**TASK GOAL:**
Find every line in the records below that contains the word "JSON", and copy each such line.

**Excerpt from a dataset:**
▼
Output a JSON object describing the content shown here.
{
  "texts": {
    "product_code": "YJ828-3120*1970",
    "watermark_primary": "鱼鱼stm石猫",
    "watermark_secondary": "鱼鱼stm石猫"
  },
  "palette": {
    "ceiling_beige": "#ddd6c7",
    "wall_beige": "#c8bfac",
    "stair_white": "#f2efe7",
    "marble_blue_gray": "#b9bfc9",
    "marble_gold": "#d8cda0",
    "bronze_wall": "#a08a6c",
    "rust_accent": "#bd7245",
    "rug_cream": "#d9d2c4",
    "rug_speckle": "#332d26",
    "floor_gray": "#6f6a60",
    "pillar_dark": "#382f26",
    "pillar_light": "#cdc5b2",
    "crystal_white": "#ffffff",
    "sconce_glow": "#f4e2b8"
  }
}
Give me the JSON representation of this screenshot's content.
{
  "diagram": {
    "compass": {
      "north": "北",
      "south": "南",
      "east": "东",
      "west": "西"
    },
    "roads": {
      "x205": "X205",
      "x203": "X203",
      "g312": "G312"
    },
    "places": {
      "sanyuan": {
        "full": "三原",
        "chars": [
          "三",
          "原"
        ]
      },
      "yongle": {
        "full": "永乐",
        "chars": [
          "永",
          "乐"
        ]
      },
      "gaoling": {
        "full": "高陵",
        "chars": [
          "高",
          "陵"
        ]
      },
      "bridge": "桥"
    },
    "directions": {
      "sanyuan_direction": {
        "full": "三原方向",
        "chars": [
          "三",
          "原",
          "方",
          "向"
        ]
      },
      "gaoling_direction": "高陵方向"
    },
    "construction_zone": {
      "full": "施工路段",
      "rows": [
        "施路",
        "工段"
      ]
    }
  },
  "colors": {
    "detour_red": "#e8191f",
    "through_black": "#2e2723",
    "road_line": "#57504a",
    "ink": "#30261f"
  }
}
▲
**COMPLETED TASK:**
Output a JSON object describing the content shown here.
Give me the JSON representation of this screenshot's content.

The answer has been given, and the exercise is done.